TASK TO COMPLETE » In the data below, find every line with the string "value" and pull it out.

RECORDS FOR THIS TASK »
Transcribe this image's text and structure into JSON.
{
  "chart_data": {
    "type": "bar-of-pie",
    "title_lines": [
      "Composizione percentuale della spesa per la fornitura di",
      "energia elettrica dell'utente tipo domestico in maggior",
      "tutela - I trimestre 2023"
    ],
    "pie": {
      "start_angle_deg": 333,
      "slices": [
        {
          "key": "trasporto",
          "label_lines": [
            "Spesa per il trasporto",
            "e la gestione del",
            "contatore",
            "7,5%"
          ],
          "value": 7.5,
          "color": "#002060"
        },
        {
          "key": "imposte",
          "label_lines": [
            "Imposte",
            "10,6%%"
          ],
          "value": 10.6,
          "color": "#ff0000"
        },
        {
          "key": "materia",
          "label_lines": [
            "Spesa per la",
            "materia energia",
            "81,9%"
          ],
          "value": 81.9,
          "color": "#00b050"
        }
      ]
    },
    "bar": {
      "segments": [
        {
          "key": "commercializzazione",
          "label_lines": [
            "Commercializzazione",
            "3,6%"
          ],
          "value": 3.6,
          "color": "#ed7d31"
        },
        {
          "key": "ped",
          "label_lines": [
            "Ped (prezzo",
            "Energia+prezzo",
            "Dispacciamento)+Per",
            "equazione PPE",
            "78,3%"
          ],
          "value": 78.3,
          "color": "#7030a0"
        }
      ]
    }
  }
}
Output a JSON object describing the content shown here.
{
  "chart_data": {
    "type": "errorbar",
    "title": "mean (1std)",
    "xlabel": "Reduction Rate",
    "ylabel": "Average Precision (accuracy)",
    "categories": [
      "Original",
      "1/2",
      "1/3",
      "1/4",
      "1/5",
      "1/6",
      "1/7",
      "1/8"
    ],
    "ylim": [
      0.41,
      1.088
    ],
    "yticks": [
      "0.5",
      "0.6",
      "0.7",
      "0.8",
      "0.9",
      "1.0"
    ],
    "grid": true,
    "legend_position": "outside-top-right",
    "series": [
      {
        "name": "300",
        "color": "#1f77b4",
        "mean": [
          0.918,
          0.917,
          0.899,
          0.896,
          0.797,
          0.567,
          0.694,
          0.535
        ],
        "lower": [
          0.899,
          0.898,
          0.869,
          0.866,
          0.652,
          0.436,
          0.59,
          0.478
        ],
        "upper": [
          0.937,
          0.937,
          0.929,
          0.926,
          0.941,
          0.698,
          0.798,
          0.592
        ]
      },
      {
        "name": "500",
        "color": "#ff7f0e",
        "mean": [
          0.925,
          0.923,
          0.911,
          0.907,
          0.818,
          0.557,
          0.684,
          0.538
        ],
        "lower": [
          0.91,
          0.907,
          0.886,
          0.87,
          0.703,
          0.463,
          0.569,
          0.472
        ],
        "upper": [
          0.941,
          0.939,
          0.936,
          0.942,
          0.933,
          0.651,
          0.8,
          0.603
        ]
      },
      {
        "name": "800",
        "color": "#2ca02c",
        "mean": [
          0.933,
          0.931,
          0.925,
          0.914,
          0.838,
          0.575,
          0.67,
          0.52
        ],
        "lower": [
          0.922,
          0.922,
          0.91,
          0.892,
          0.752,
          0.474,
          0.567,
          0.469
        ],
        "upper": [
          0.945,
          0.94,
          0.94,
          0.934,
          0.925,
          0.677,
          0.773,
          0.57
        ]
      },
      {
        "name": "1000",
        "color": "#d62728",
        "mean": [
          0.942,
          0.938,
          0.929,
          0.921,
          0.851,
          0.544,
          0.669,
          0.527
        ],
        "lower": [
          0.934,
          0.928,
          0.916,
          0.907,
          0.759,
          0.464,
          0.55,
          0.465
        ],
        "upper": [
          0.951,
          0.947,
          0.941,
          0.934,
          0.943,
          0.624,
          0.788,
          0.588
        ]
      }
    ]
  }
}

PROBLEM SOLUTION »
          "value": 7.5,
          "value": 10.6,
          "value": 81.9,
          "value": 3.6,
          "value": 78.3,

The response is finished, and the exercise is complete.